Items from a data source
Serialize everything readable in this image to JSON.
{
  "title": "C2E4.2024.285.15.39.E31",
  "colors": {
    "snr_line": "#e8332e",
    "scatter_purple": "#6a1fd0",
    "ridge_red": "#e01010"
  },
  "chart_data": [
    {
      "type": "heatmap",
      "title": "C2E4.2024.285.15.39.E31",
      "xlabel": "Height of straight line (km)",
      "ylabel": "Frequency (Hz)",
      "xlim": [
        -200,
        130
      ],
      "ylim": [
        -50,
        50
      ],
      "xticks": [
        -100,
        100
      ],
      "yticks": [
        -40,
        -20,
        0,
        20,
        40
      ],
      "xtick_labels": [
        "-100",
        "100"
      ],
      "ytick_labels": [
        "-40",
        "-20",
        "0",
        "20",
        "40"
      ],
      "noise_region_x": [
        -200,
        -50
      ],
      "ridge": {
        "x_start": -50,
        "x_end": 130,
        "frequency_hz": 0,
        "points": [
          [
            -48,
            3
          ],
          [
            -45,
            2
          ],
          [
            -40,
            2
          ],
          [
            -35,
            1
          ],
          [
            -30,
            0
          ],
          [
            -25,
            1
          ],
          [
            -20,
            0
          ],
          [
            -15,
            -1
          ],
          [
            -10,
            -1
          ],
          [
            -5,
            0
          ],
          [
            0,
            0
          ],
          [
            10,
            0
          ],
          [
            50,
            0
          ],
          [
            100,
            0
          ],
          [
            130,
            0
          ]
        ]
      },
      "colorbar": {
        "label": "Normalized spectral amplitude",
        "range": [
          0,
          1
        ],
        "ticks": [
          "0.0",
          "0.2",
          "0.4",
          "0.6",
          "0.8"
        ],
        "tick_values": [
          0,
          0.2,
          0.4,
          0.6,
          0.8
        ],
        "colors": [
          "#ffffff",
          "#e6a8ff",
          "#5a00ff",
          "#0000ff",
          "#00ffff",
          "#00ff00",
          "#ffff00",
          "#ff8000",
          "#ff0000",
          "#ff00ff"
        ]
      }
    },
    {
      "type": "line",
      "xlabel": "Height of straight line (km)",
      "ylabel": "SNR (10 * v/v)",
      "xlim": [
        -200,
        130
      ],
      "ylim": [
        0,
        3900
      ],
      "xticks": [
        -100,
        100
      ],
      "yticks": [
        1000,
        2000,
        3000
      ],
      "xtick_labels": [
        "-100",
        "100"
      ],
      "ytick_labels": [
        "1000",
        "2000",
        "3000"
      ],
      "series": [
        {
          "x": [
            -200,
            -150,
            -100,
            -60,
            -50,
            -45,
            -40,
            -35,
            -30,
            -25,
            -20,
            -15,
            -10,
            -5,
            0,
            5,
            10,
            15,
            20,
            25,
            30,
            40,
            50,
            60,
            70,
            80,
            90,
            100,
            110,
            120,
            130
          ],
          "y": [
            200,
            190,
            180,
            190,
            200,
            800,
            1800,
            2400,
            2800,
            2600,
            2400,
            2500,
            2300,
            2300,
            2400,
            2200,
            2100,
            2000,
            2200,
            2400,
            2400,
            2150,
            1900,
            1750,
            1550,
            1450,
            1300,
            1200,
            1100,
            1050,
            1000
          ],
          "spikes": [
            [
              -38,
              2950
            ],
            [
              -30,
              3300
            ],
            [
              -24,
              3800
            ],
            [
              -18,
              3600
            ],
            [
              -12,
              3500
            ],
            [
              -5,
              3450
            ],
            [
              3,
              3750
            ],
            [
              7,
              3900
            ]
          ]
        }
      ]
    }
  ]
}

> [EXERCISE REQUIREMENTS]
Return the listing above in full, character for character.

> [ANSWER TO THIS PROBLEM]
Serialize everything readable in this image to JSON.
{
  "title": "C2E4.2024.285.15.39.E31",
  "colors": {
    "snr_line": "#e8332e",
    "scatter_purple": "#6a1fd0",
    "ridge_red": "#e01010"
  },
  "chart_data": [
    {
      "type": "heatmap",
      "title": "C2E4.2024.285.15.39.E31",
      "xlabel": "Height of straight line (km)",
      "ylabel": "Frequency (Hz)",
      "xlim": [
        -200,
        130
      ],
      "ylim": [
        -50,
        50
      ],
      "xticks": [
        -100,
        100
      ],
      "yticks": [
        -40,
        -20,
        0,
        20,
        40
      ],
      "xtick_labels": [
        "-100",
        "100"
      ],
      "ytick_labels": [
        "-40",
        "-20",
        "0",
        "20",
        "40"
      ],
      "noise_region_x": [
        -200,
        -50
      ],
      "ridge": {
        "x_start": -50,
        "x_end": 130,
        "frequency_hz": 0,
        "points": [
          [
            -48,
            3
          ],
          [
            -45,
            2
          ],
          [
            -40,
            2
          ],
          [
            -35,
            1
          ],
          [
            -30,
            0
          ],
          [
            -25,
            1
          ],
          [
            -20,
            0
          ],
          [
            -15,
            -1
          ],
          [
            -10,
            -1
          ],
          [
            -5,
            0
          ],
          [
            0,
            0
          ],
          [
            10,
            0
          ],
          [
            50,
            0
          ],
          [
            100,
            0
          ],
          [
            130,
            0
          ]
        ]
      },
      "colorbar": {
        "label": "Normalized spectral amplitude",
        "range": [
          0,
          1
        ],
        "ticks": [
          "0.0",
          "0.2",
          "0.4",
          "0.6",
          "0.8"
        ],
        "tick_values": [
          0,
          0.2,
          0.4,
          0.6,
          0.8
        ],
        "colors": [
          "#ffffff",
          "#e6a8ff",
          "#5a00ff",
          "#0000ff",
          "#00ffff",
          "#00ff00",
          "#ffff00",
          "#ff8000",
          "#ff0000",
          "#ff00ff"
        ]
      }
    },
    {
      "type": "line",
      "xlabel": "Height of straight line (km)",
      "ylabel": "SNR (10 * v/v)",
      "xlim": [
        -200,
        130
      ],
      "ylim": [
        0,
        3900
      ],
      "xticks": [
        -100,
        100
      ],
      "yticks": [
        1000,
        2000,
        3000
      ],
      "xtick_labels": [
        "-100",
        "100"
      ],
      "ytick_labels": [
        "1000",
        "2000",
        "3000"
      ],
      "series": [
        {
          "x": [
            -200,
            -150,
            -100,
            -60,
            -50,
            -45,
            -40,
            -35,
            -30,
            -25,
            -20,
            -15,
            -10,
            -5,
            0,
            5,
            10,
            15,
            20,
            25,
            30,
            40,
            50,
            60,
            70,
            80,
            90,
            100,
            110,
            120,
            130
          ],
          "y": [
            200,
            190,
            180,
            190,
            200,
            800,
            1800,
            2400,
            2800,
            2600,
            2400,
            2500,
            2300,
            2300,
            2400,
            2200,
            2100,
            2000,
            2200,
            2400,
            2400,
            2150,
            1900,
            1750,
            1550,
            1450,
            1300,
            1200,
            1100,
            1050,
            1000
          ],
          "spikes": [
            [
              -38,
              2950
            ],
            [
              -30,
              3300
            ],
            [
              -24,
              3800
            ],
            [
              -18,
              3600
            ],
            [
              -12,
              3500
            ],
            [
              -5,
              3450
            ],
            [
              3,
              3750
            ],
            [
              7,
              3900
            ]
          ]
        }
      ]
    }
  ]
}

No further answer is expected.